Records from a data source
+-------+

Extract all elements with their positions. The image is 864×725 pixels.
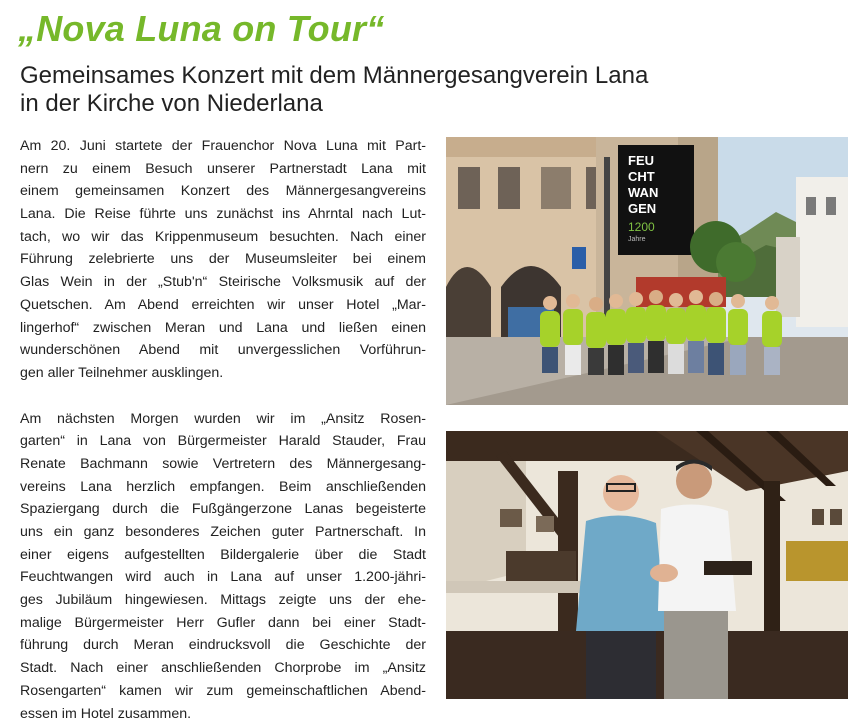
text-line: wunderschönen Abend mit unvergesslichen Vorführun- — [20, 339, 426, 362]
subheadline-line: in der Kirche von Niederlana — [20, 90, 850, 118]
subheadline-line: Gemeinsames Konzert mit dem Männergesangverein Lana — [20, 62, 850, 90]
text-line: Stadt. Nach einer anschließenden Chorprobe im „Ansitz — [20, 657, 426, 680]
sign-sub: Jahre — [628, 236, 646, 243]
text-line: Lana. Die Reise führte uns zunächst ins Ahrntal nach Lut- — [20, 203, 426, 226]
text-line: vereins Lana herzlich empfangen. Beim anschließenden — [20, 476, 426, 499]
text-line: Quetschen. Am Abend erreichten wir unser Hotel „Mar- — [20, 294, 426, 317]
text-line: Rosengarten“ kamen wir zum gemeinschaftlichen Abend- — [20, 680, 426, 703]
text-line: Am 20. Juni startete der Frauenchor Nova Luna mit Part- — [20, 135, 426, 158]
paragraph-1 — [20, 135, 426, 385]
text-line: ges Jubiläum hingewiesen. Mittags zeigte uns der ehe- — [20, 589, 426, 612]
text-line: garten“ in Lana von Bürgermeister Harald Stauder, Frau — [20, 430, 426, 453]
text-line: malige Bürgermeister Herr Gufler dann bei einer Stadt- — [20, 612, 426, 635]
group-photo — [446, 137, 848, 405]
text-line: essen im Hotel zusammen. — [20, 703, 426, 725]
text-line: Renate Bachmann sowie Vertretern des Männergesang- — [20, 453, 426, 476]
text-line: uns ein ganz besonderes Zeichen guter Partnerschaft. In — [20, 521, 426, 544]
text-line: lingerhof“ zwischen Meran und Lana und ließen einen — [20, 317, 426, 340]
text-line: Glas Wein in der „Stub'n“ Steirische Volksmusik auf der — [20, 271, 426, 294]
text-line: tach, wo wir das Krippenmuseum besuchten. Nach einer — [20, 226, 426, 249]
sign-text: GEN — [628, 201, 656, 216]
article-body — [20, 135, 426, 725]
sign-text: WAN — [628, 185, 658, 200]
text-line: einer eigens aufgestellten Bildergalerie über die Stadt — [20, 544, 426, 567]
paragraph-2 — [20, 408, 426, 725]
text-line: Führung zelebrierte uns der Museumsleiter bei einem — [20, 248, 426, 271]
sign-year: 1200 — [628, 220, 655, 234]
group-photo-illustration — [446, 137, 848, 405]
text-line: gen aller Teilnehmer ausklingen. — [20, 362, 426, 385]
text-line: Spaziergang durch die Fußgängerzone Lanas begeisterte — [20, 498, 426, 521]
handshake-photo — [446, 431, 848, 699]
text-line: Am nächsten Morgen wurden wir im „Ansitz Rosen- — [20, 408, 426, 431]
sign-text: FEU — [628, 153, 654, 168]
handshake-photo-illustration — [446, 431, 848, 699]
text-line: einem gemeinsamen Konzert des Männergesangvereins — [20, 180, 426, 203]
text-line: nern zu einem Besuch unserer Partnerstadt Lana mit — [20, 158, 426, 181]
sign-text: CHT — [628, 169, 655, 184]
article-headline: „Nova Luna on Tour“ — [18, 8, 384, 50]
text-line: führung durch Meran eindrucksvoll die Geschichte der — [20, 634, 426, 657]
article-subheadline — [20, 62, 850, 118]
text-line: Feuchtwangen wird auch in Lana auf unser 1.200-jähri- — [20, 566, 426, 589]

+-------+

#### Set task
Change "Chorprobe" to "Gesangsprobe" in the rows that begin at the line containing "text-line: wunderschönen Abend" and end after the line containing "680, 426, 703]", and give those rows again with nothing else altered.

#### Problem solution
text-line: wunderschönen Abend mit unvergesslichen Vorführun- — [20, 339, 426, 362]
subheadline-line: in der Kirche von Niederlana — [20, 90, 850, 118]
subheadline-line: Gemeinsames Konzert mit dem Männergesangverein Lana — [20, 62, 850, 90]
text-line: Stadt. Nach einer anschließenden Gesangsprobe im „Ansitz — [20, 657, 426, 680]
sign-sub: Jahre — [628, 236, 646, 243]
text-line: Lana. Die Reise führte uns zunächst ins Ahrntal nach Lut- — [20, 203, 426, 226]
text-line: vereins Lana herzlich empfangen. Beim anschließenden — [20, 476, 426, 499]
text-line: Quetschen. Am Abend erreichten wir unser Hotel „Mar- — [20, 294, 426, 317]
text-line: Rosengarten“ kamen wir zum gemeinschaftlichen Abend- — [20, 680, 426, 703]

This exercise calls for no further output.